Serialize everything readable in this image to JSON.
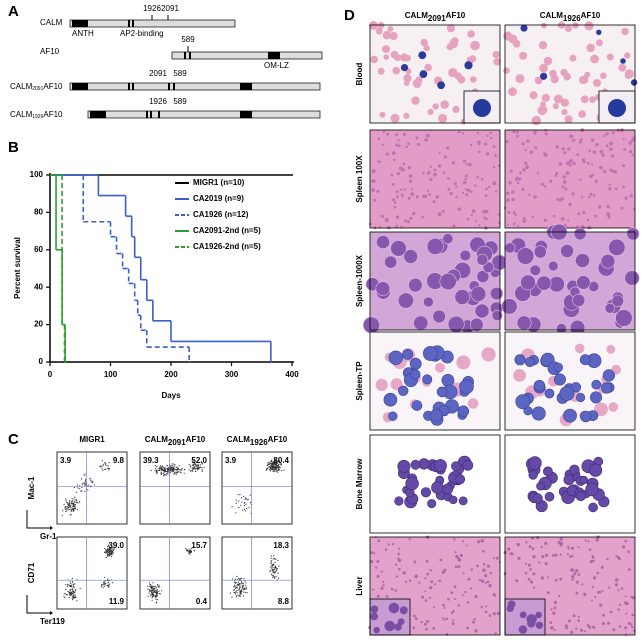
{
  "panel_a": {
    "label": "A",
    "calm": {
      "name": "CALM",
      "domains": [
        "ANTH",
        "AP2-binding"
      ],
      "breakpoints": [
        "1926",
        "2091"
      ]
    },
    "af10": {
      "name": "AF10",
      "breakpoint": "589",
      "domain": "OM-LZ"
    },
    "fusions": [
      {
        "name": {
          "base": "CALM",
          "sub": "2091",
          "tail": "AF10"
        },
        "breakpoints": [
          "2091",
          "589"
        ]
      },
      {
        "name": {
          "base": "CALM",
          "sub": "1926",
          "tail": "AF10"
        },
        "breakpoints": [
          "1926",
          "589"
        ]
      }
    ]
  },
  "chart_data": {
    "type": "step",
    "label": "B",
    "y_label": "Percent survival",
    "x_label": "Days",
    "xlim": [
      0,
      400
    ],
    "ylim": [
      0,
      100
    ],
    "xticks": [
      0,
      100,
      200,
      300,
      400
    ],
    "yticks": [
      0,
      20,
      40,
      60,
      80,
      100
    ],
    "series": [
      {
        "name": "MIGR1 (n=10)",
        "color": "#000000",
        "dash": false,
        "x": [
          0,
          400
        ],
        "values": [
          100,
          100
        ]
      },
      {
        "name": "CA2019 (n=9)",
        "color": "#3a5fcd",
        "dash": false,
        "x": [
          0,
          80,
          125,
          135,
          140,
          150,
          160,
          170,
          200,
          365
        ],
        "values": [
          100,
          89,
          78,
          67,
          56,
          44,
          33,
          22,
          11,
          0
        ]
      },
      {
        "name": "CA1926 (n=12)",
        "color": "#3a5fcd",
        "dash": true,
        "x": [
          0,
          55,
          100,
          110,
          120,
          130,
          140,
          145,
          150,
          160,
          230
        ],
        "values": [
          100,
          75,
          67,
          58,
          50,
          42,
          33,
          25,
          17,
          8,
          0
        ]
      },
      {
        "name": "CA2091-2nd (n=5)",
        "color": "#2ca02c",
        "dash": false,
        "x": [
          0,
          10,
          20,
          25
        ],
        "values": [
          100,
          60,
          20,
          0
        ]
      },
      {
        "name": "CA1926-2nd (n=5)",
        "color": "#2ca02c",
        "dash": true,
        "x": [
          0,
          20,
          24
        ],
        "values": [
          100,
          20,
          0
        ]
      }
    ]
  },
  "panel_c": {
    "label": "C",
    "columns": [
      {
        "base": "MIGR1"
      },
      {
        "base": "CALM",
        "sub": "2091",
        "tail": "AF10"
      },
      {
        "base": "CALM",
        "sub": "1926",
        "tail": "AF10"
      }
    ],
    "rows": [
      {
        "y_label": "Mac-1",
        "x_label": "Gr-1",
        "quadrants": [
          {
            "ul": "3.9",
            "ur": "9.8"
          },
          {
            "ul": "39.3",
            "ur": "52.0"
          },
          {
            "ul": "3.9",
            "ur": "80.4"
          }
        ]
      },
      {
        "y_label": "CD71",
        "x_label": "Ter119",
        "quadrants": [
          {
            "ur": "39.0",
            "lr": "11.9"
          },
          {
            "ur": "15.7",
            "lr": "0.4"
          },
          {
            "ur": "18.3",
            "lr": "8.8"
          }
        ]
      }
    ]
  },
  "panel_d": {
    "label": "D",
    "columns": [
      {
        "base": "CALM",
        "sub": "2091",
        "tail": "AF10"
      },
      {
        "base": "CALM",
        "sub": "1926",
        "tail": "AF10"
      }
    ],
    "rows": [
      "Blood",
      "Spleen 100X",
      "Spleen-1000X",
      "Spleen-TP",
      "Bone Marrow",
      "Liver"
    ]
  }
}
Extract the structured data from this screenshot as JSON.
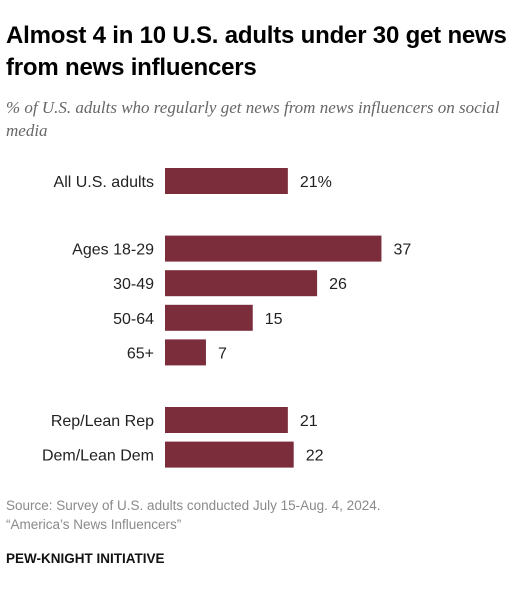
{
  "title": "Almost 4 in 10 U.S. adults under 30 get news from news influencers",
  "subtitle": "% of U.S. adults who regularly get news from news influencers on social media",
  "source_line1": "Source: Survey of U.S. adults conducted July 15-Aug. 4, 2024.",
  "source_line2": "“America’s News Influencers”",
  "brand": "PEW-KNIGHT INITIATIVE",
  "colors": {
    "bar": "#7b2d3c"
  },
  "chart_data": {
    "type": "bar",
    "orientation": "horizontal",
    "groups": [
      {
        "categories": [
          "All U.S. adults"
        ],
        "values": [
          21
        ],
        "value_labels": [
          "21%"
        ]
      },
      {
        "categories": [
          "Ages 18-29",
          "30-49",
          "50-64",
          "65+"
        ],
        "values": [
          37,
          26,
          15,
          7
        ],
        "value_labels": [
          "37",
          "26",
          "15",
          "7"
        ]
      },
      {
        "categories": [
          "Rep/Lean Rep",
          "Dem/Lean Dem"
        ],
        "values": [
          21,
          22
        ],
        "value_labels": [
          "21",
          "22"
        ]
      }
    ]
  }
}
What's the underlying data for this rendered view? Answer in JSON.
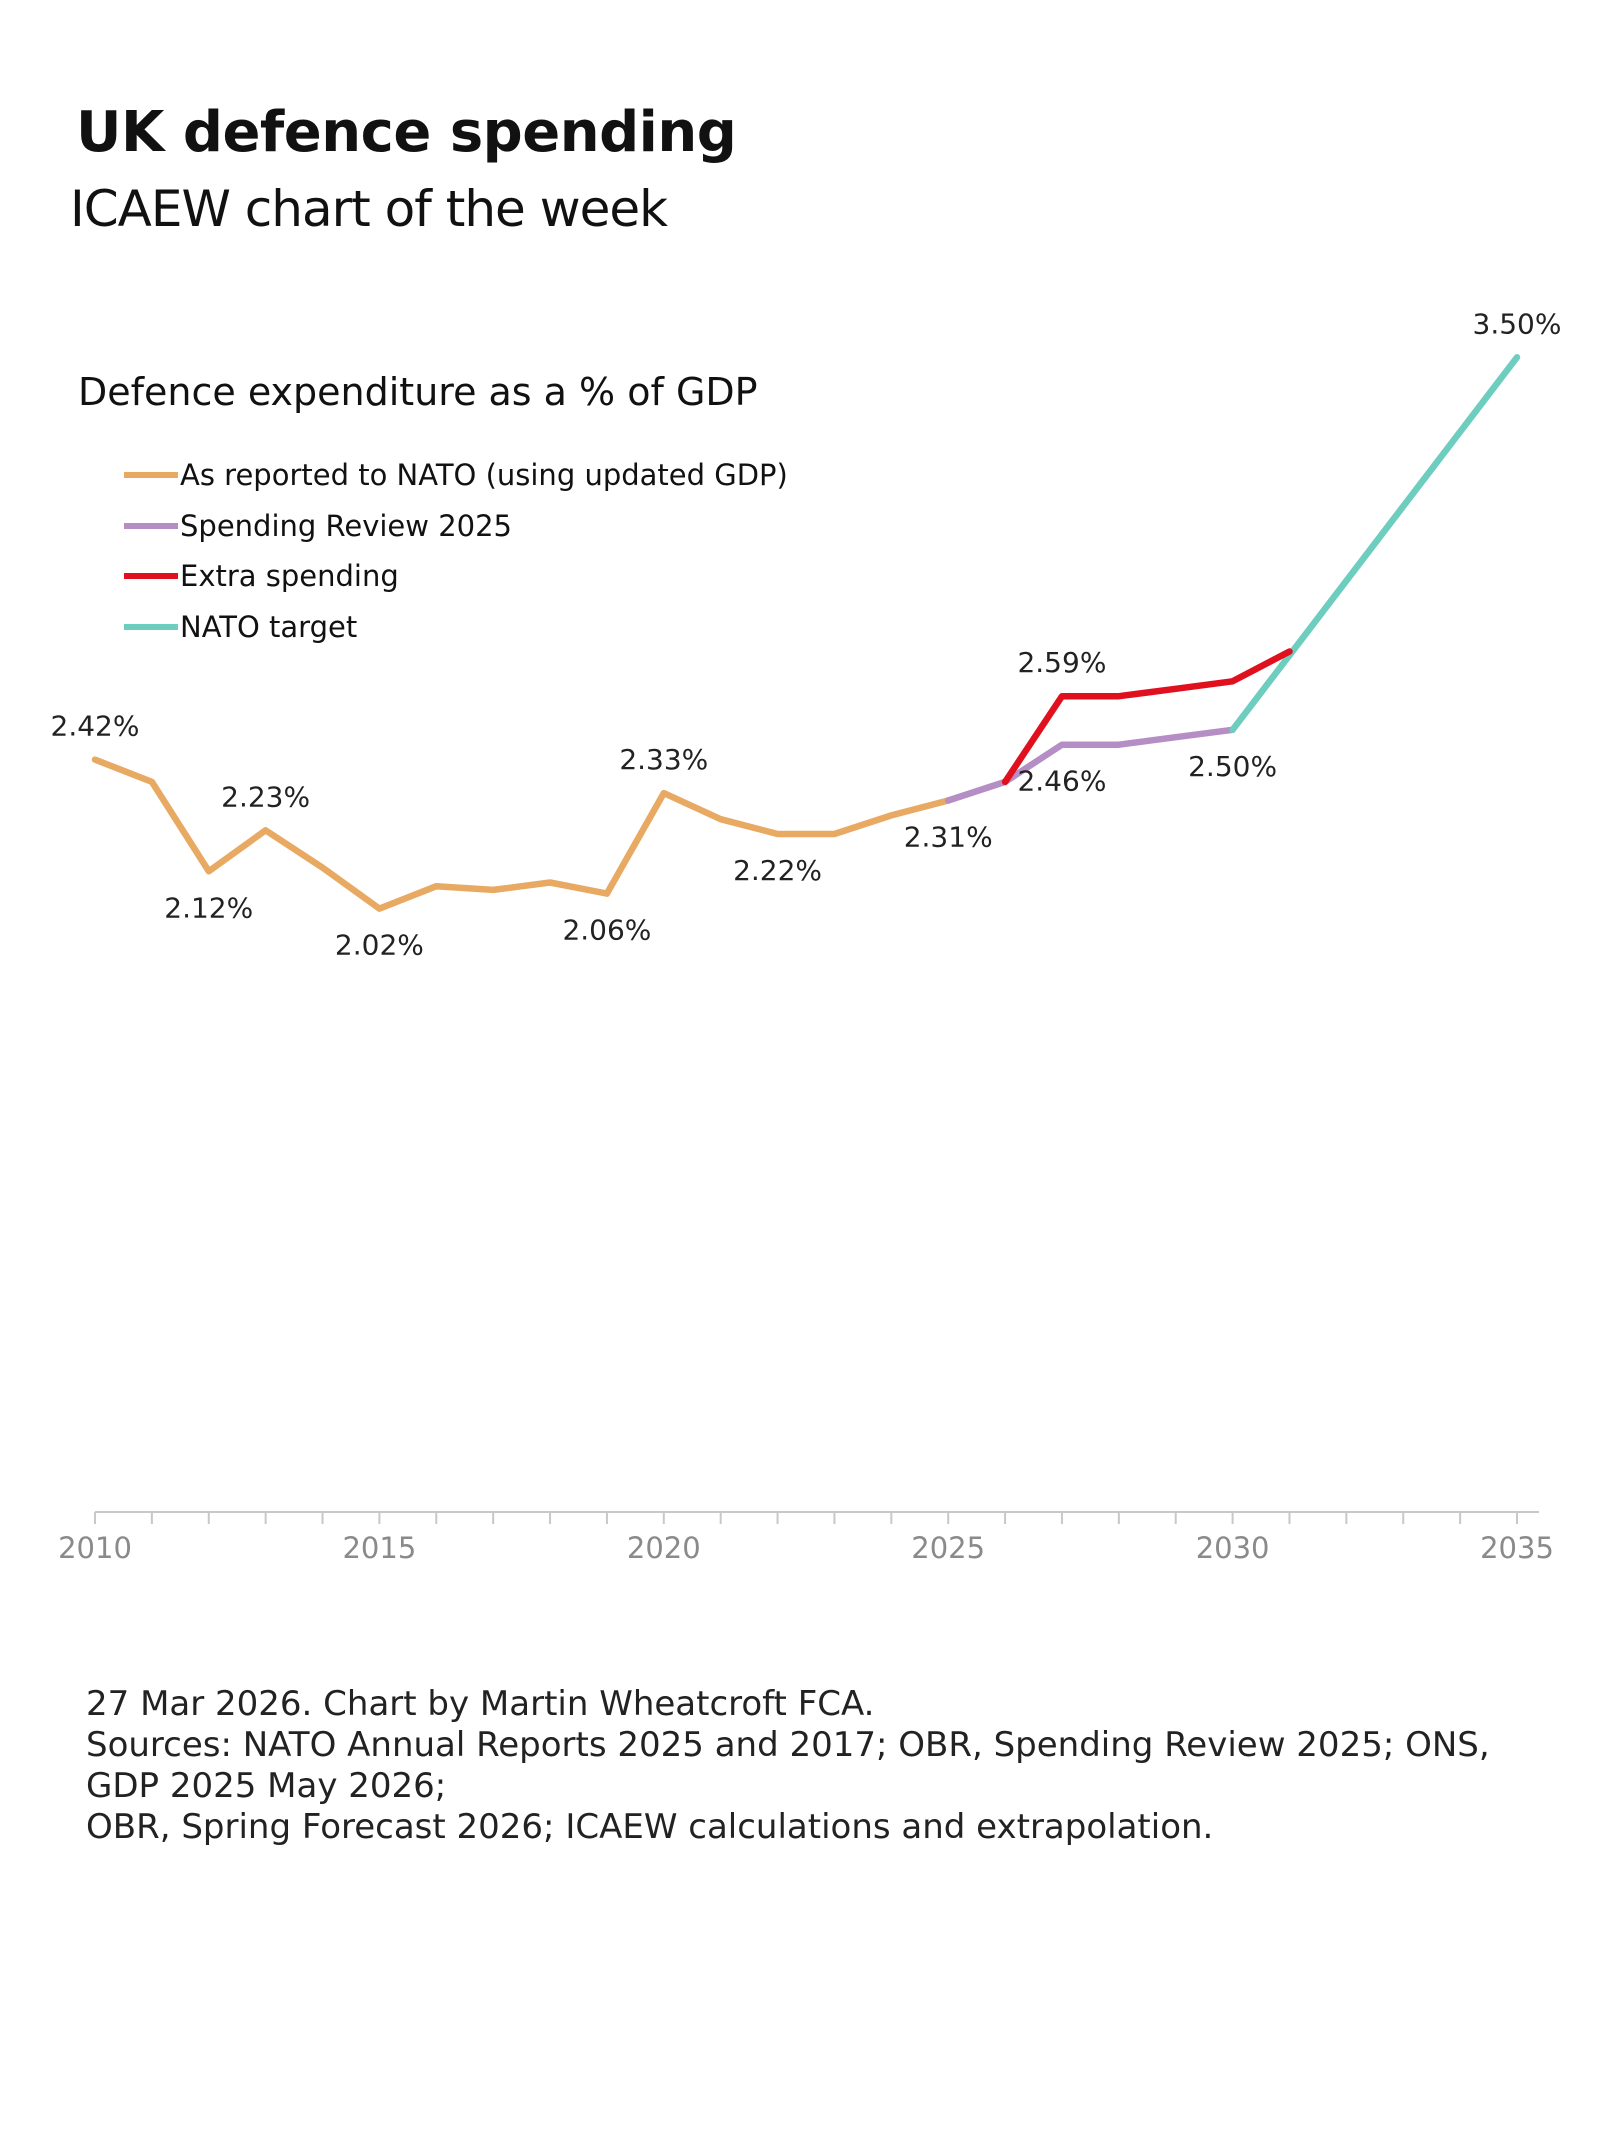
{
  "header": {
    "title": "UK defence spending",
    "subtitle": "ICAEW chart of the week"
  },
  "footer": {
    "line1": "27 Mar 2026.  Chart by Martin Wheatcroft FCA.",
    "line2": "Sources: NATO Annual Reports 2025 and 2017; OBR, Spending Review 2025; ONS, GDP 2025 May 2026;",
    "line3": "OBR, Spring Forecast 2026; ICAEW calculations and extrapolation."
  },
  "chart_data": {
    "type": "line",
    "title": "Defence expenditure as a % of GDP",
    "xlabel": "",
    "ylabel": "",
    "xlim": [
      2010,
      2035
    ],
    "ylim": [
      0.4,
      3.6
    ],
    "x_ticks": [
      "2010",
      "2015",
      "2020",
      "2025",
      "2030",
      "2035"
    ],
    "grid": false,
    "legend_position": "top-left",
    "series": [
      {
        "name": "As reported to NATO (using updated GDP)",
        "color": "#E8A962",
        "points": [
          [
            2010,
            2.42
          ],
          [
            2011,
            2.36
          ],
          [
            2012,
            2.12
          ],
          [
            2013,
            2.23
          ],
          [
            2014,
            2.13
          ],
          [
            2015,
            2.02
          ],
          [
            2016,
            2.08
          ],
          [
            2017,
            2.07
          ],
          [
            2018,
            2.09
          ],
          [
            2019,
            2.06
          ],
          [
            2020,
            2.33
          ],
          [
            2021,
            2.26
          ],
          [
            2022,
            2.22
          ],
          [
            2023,
            2.22
          ],
          [
            2024,
            2.27
          ],
          [
            2025,
            2.31
          ]
        ]
      },
      {
        "name": "Spending Review 2025",
        "color": "#B48EC4",
        "points": [
          [
            2025,
            2.31
          ],
          [
            2026,
            2.36
          ],
          [
            2027,
            2.46
          ],
          [
            2028,
            2.46
          ],
          [
            2029,
            2.48
          ],
          [
            2030,
            2.5
          ]
        ]
      },
      {
        "name": "Extra spending",
        "color": "#E0101E",
        "points": [
          [
            2026,
            2.36
          ],
          [
            2027,
            2.59
          ],
          [
            2028,
            2.59
          ],
          [
            2029,
            2.61
          ],
          [
            2030,
            2.63
          ],
          [
            2031,
            2.71
          ]
        ]
      },
      {
        "name": "NATO target",
        "color": "#6DCDBE",
        "points": [
          [
            2030,
            2.5
          ],
          [
            2035,
            3.5
          ]
        ]
      }
    ],
    "data_labels": [
      {
        "x": 2010,
        "y": 2.42,
        "text": "2.42%",
        "pos": "above"
      },
      {
        "x": 2012,
        "y": 2.12,
        "text": "2.12%",
        "pos": "below"
      },
      {
        "x": 2013,
        "y": 2.23,
        "text": "2.23%",
        "pos": "above"
      },
      {
        "x": 2015,
        "y": 2.02,
        "text": "2.02%",
        "pos": "below"
      },
      {
        "x": 2019,
        "y": 2.06,
        "text": "2.06%",
        "pos": "below"
      },
      {
        "x": 2020,
        "y": 2.33,
        "text": "2.33%",
        "pos": "above"
      },
      {
        "x": 2022,
        "y": 2.22,
        "text": "2.22%",
        "pos": "below"
      },
      {
        "x": 2025,
        "y": 2.31,
        "text": "2.31%",
        "pos": "below"
      },
      {
        "x": 2027,
        "y": 2.59,
        "text": "2.59%",
        "pos": "above"
      },
      {
        "x": 2027,
        "y": 2.46,
        "text": "2.46%",
        "pos": "below"
      },
      {
        "x": 2030,
        "y": 2.5,
        "text": "2.50%",
        "pos": "below"
      },
      {
        "x": 2035,
        "y": 3.5,
        "text": "3.50%",
        "pos": "above"
      }
    ]
  }
}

※ ※ ※

WHAT TO DO: Copy out every line of the listing that includes the string "Review".

WRITTEN SOLUTION:
    "line2": "Sources: NATO Annual Reports 2025 and 2017; OBR, Spending Review 2025; ONS, GDP 2025 May 2026;",
        "name": "Spending Review 2025",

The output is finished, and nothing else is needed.